-------- Source extract

Modern Angels Control Mono-White Tempo Tribal

Firebird


Serra Angel

Angel, Angel, What Have I Done?

Angel, angel, what have I done?

I've faced the quakes, the wind, the fire

I've conquered country, crown, and throne

Why can't I cross this river?

Pay no mind to the battles you've won

It'll take a lot more than rage and muscle

Open your heart and hands, my son

Or you'll never make it over the river

It'll take a lot more than words and guns

A whole lot more than riches and muscle

The hands of the many must join as one

And together we'll cross the river

-Puscifer,

I am leaving the hobby for good, but before I go, I wanted to share with you this incarnation of my favorite deck ever. It's a tempo control deck in mono-white, utilizing the power of Angels and some surprising disruption options. The song is so relevant, because this deck doesn't win on pure muscle or numbers. You win by slowing your opponent down and getting to what you need, then crushing them late game.

This is a very unique deck born of a lot of wandering through thought and creativity outside the flow of time. I hope you enjoy it as much as I did, or that it inspires you to try something unique.

Let's take a look at how to cross this river.

The Divine Plan

Your goal here is to slow your opponent down and then put out powerful Angels to seal the game up in your favor by hitting through the air. This is a deck that relies on disruption for advantage, but does so in unique ways.

River's Current: The Control Package

How do we control the flow of the game? With these spells (and one interesting creature) to make sure that the early half of the game remains in your control.

Chancellor of the Annex is a strange and potent Angel. While it is great when you have it out on the field, it's also 7 CMC, so not something you can count on reliably being able to cast. However, like all Chancellors, it has an opening-hand effect, and this one serves our purpose well. Have one of these in your opening hand and your opponent has to play around a 1-mana tax on their first spell of the game. That doesn't seem like much but it can really make a big difference in a game where turns unfold in a highly-measured formula for success. Later, when you actually have the Chancellor on the field, she starts to make it difficult for your opponent to respond, and if you have multiple, well, you've kind of won the game.

Mana Tithe is a card that no one expects. Many players don't even seem to know the card exists: "Have you ever heard of a 1-mana white counterspell?" Again, in Modern, when you're measuring the game by strict turns and what you want to accomplish, having a spell countered in those first few critical turns is crucial. Even just taxing someone the extra 1 might mean the difference between two spells in a turn and just one, which you can then deal with afterward.

Lapse of Certainty is also really a lot better than it looks. Sure, your opponent gets the card back next turn, but where this is really potent is if you know they need to draw something else. Your opponent stuck on lands and really needing to draw one? Cast this to get something they don't need right back on top. The goal is to gum up the works, and just putting one of their less useful cards right back on top is great, or it can buy you a critical turn to get to an answer while knowing what's coming.

----------------
-------- Data provided

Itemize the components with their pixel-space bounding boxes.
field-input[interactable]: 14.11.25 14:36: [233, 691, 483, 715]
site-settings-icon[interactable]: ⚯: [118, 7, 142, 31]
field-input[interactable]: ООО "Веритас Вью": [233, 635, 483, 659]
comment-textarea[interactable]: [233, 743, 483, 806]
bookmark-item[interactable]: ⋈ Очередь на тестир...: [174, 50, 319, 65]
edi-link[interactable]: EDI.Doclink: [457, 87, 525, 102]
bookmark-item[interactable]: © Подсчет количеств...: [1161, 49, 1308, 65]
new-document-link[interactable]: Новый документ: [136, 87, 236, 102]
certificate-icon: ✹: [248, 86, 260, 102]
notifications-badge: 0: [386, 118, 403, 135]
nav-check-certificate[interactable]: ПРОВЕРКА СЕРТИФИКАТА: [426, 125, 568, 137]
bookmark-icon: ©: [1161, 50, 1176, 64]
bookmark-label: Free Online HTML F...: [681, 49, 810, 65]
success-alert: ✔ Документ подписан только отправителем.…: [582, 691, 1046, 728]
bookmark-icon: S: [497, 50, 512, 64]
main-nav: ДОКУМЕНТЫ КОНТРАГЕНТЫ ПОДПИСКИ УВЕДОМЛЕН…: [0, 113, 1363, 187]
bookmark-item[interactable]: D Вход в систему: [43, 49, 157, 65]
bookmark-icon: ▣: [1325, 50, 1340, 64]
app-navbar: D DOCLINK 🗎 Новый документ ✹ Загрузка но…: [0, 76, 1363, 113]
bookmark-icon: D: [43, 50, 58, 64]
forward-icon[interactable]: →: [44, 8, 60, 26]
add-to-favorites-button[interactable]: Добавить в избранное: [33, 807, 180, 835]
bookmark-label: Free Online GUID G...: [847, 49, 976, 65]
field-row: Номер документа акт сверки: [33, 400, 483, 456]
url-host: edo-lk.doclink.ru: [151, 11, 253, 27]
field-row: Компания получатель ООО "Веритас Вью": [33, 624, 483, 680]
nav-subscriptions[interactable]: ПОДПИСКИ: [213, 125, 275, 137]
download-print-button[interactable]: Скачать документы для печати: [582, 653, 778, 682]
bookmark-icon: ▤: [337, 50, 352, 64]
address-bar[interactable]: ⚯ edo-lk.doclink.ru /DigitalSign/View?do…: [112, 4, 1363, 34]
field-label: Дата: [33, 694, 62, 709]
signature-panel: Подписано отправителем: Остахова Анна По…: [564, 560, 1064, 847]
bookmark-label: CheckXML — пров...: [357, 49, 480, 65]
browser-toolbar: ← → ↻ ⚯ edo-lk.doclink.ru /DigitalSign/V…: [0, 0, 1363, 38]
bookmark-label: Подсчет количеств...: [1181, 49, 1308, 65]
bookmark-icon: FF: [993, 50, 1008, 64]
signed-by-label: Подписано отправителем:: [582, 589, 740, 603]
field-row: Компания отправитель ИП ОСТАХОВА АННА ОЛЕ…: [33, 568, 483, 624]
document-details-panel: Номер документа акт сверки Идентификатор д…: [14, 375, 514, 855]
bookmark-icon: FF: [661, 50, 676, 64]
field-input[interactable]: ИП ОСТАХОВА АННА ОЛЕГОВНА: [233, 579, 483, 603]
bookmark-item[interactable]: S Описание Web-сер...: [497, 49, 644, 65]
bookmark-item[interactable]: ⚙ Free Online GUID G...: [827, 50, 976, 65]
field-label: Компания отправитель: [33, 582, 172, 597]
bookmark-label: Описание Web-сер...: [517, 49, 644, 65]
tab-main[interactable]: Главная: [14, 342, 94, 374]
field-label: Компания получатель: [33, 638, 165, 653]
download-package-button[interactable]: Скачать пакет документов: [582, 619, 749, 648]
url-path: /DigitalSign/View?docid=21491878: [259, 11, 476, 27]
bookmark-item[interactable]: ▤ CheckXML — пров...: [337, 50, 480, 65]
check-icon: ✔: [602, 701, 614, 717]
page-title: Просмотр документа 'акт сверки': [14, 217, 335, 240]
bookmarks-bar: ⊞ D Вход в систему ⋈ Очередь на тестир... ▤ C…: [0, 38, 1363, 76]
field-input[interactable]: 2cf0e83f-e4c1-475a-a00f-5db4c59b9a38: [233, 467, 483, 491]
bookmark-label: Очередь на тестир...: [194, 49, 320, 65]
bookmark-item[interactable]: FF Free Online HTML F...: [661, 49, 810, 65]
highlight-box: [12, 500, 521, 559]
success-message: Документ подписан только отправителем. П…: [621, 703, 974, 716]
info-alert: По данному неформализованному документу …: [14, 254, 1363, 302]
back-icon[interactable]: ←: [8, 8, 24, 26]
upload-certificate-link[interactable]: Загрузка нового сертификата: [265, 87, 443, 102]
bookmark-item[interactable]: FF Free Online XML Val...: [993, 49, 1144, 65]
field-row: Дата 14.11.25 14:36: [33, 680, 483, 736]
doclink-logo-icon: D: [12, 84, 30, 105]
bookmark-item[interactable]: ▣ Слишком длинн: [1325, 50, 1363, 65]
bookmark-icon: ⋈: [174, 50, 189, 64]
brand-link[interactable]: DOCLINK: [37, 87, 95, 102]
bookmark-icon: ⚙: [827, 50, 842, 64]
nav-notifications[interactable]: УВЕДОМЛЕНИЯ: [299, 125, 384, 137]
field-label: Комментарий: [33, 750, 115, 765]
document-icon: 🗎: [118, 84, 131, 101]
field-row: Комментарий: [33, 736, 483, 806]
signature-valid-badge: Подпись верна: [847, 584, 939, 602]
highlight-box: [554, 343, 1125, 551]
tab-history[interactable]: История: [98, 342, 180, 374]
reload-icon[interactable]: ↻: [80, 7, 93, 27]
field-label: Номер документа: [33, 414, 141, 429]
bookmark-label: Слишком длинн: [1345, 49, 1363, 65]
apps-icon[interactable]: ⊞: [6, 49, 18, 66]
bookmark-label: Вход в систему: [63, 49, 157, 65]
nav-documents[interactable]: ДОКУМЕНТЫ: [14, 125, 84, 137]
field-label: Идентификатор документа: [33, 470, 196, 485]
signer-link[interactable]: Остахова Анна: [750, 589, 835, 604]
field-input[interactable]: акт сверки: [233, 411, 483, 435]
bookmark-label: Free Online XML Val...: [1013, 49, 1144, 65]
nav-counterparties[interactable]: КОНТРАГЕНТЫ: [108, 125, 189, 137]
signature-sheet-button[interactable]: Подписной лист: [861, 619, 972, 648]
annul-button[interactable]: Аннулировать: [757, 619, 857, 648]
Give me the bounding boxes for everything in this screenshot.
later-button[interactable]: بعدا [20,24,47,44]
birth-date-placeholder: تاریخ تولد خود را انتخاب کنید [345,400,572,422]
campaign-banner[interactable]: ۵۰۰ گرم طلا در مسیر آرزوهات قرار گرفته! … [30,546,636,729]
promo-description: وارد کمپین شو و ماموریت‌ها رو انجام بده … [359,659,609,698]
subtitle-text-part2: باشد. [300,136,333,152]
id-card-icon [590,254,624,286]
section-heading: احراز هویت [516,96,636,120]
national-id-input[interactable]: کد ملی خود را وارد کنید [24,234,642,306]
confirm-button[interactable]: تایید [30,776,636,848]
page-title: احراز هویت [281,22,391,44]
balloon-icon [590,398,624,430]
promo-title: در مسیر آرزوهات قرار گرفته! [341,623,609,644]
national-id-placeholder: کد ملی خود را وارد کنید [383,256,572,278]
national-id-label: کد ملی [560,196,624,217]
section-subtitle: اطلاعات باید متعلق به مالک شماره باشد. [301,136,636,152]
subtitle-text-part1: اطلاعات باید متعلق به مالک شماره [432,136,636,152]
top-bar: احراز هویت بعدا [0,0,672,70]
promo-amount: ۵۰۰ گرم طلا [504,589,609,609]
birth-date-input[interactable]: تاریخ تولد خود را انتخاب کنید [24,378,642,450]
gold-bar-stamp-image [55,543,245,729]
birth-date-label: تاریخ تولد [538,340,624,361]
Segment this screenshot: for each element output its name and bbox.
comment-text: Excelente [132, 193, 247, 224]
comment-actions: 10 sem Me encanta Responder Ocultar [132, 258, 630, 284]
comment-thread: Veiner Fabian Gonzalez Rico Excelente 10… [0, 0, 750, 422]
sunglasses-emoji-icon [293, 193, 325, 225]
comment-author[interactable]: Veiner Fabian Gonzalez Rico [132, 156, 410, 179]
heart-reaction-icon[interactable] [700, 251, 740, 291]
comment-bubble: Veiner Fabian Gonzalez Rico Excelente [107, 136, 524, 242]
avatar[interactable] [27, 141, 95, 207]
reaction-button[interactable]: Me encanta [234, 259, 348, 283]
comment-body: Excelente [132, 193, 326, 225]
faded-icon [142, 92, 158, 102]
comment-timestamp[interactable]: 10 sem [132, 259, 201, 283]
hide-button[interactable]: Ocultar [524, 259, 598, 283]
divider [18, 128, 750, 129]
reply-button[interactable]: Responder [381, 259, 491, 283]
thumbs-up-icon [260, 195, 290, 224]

----------------

Work instructions
**1.** According to the deck article, what is the converted mana cost of Chancellor of the Annex?
**2.** Rewrite the passage of the deck article that begins at "I am leaving" and ends after "them late game.", with "muscle" changed to "strength".

Written responses
**1.** Chancellor of the Annex costs 7 CMC.

**2.**
I am leaving the hobby for good, but before I go, I wanted to share with you this incarnation of my favorite deck ever. It's a tempo control deck in mono-white, utilizing the power of Angels and some surprising disruption options. The song is so relevant, because this deck doesn't win on pure strength or numbers. You win by slowing your opponent down and getting to what you need, then crushing them late game.